— START DATA TO USE —

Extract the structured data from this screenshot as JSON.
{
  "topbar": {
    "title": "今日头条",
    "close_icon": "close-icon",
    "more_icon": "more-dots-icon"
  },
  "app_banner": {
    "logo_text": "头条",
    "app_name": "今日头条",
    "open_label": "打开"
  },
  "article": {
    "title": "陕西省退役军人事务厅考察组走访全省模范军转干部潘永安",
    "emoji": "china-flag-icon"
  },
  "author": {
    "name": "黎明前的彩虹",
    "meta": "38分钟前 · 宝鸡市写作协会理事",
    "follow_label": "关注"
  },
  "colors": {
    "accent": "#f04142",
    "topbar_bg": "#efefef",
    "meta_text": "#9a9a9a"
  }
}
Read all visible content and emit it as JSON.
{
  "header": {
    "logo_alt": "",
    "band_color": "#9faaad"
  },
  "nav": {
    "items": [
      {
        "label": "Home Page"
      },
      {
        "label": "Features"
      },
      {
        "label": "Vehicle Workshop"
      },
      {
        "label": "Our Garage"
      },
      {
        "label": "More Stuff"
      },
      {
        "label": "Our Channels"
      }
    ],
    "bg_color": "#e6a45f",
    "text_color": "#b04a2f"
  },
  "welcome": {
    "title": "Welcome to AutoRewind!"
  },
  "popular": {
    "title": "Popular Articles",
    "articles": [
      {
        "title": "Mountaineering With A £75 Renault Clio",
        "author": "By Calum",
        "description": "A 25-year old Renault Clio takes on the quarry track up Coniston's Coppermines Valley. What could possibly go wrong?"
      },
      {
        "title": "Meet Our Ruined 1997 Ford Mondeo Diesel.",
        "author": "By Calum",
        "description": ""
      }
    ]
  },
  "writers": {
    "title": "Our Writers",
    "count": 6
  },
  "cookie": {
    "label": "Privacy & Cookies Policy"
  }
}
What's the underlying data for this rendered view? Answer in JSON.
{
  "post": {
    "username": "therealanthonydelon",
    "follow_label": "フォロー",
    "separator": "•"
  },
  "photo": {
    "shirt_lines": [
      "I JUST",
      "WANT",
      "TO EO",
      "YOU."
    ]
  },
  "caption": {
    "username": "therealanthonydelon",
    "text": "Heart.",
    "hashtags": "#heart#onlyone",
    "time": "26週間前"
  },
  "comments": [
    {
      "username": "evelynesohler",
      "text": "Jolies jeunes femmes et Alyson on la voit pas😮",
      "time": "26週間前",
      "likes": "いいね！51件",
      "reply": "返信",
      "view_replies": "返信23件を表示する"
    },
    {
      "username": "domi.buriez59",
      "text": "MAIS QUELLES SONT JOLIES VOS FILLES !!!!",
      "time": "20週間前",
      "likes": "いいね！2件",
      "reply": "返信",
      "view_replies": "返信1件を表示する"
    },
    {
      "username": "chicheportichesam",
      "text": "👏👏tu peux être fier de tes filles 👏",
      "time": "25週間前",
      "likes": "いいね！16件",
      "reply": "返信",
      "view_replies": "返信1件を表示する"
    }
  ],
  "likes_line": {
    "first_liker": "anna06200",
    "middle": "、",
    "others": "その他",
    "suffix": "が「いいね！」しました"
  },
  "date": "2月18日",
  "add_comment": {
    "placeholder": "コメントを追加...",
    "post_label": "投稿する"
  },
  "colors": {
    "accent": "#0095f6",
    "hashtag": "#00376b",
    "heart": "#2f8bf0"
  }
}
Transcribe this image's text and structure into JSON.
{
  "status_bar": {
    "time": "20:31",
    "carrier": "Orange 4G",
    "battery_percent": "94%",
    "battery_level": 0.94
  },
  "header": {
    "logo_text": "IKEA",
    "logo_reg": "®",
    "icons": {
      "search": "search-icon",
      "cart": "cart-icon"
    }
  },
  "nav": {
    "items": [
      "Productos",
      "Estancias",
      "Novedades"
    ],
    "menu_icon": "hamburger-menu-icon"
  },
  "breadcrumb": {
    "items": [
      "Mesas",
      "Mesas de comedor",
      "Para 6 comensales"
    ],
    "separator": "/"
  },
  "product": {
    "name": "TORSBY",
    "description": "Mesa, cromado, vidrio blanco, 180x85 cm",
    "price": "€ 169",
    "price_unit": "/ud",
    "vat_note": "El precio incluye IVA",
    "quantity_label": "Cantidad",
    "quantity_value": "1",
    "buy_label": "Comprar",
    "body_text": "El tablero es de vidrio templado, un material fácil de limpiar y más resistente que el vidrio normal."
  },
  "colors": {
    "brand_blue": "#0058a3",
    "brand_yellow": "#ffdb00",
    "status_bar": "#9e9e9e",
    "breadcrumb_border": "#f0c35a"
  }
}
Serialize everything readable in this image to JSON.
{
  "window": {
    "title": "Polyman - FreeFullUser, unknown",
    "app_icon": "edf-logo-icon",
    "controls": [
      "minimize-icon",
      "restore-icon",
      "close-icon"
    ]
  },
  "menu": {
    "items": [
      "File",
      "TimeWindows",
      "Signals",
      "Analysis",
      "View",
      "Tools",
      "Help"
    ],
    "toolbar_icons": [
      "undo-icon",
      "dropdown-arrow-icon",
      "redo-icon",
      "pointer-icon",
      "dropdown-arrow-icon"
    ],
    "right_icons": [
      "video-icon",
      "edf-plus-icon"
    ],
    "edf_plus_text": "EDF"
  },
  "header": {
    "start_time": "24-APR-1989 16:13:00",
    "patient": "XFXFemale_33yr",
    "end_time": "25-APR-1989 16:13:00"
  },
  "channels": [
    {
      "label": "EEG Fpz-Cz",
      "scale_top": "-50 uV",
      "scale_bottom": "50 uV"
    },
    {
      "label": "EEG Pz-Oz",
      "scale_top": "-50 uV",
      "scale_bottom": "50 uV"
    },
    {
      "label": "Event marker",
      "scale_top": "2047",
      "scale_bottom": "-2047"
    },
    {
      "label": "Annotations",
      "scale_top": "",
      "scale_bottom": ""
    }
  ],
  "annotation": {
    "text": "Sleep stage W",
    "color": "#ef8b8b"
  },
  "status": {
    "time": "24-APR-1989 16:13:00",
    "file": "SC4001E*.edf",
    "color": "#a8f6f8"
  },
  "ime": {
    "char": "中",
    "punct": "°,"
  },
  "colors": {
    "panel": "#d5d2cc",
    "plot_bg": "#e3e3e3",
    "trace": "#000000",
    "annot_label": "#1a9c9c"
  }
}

— END DATA TO USE —

**AIM OF THE EXERCISE**
Check each line above for the word "image" and copy the ones that have it.

**FINISHED ANSWER**
Transcribe this image's text and structure into JSON.
Serialize everything readable in this image to JSON.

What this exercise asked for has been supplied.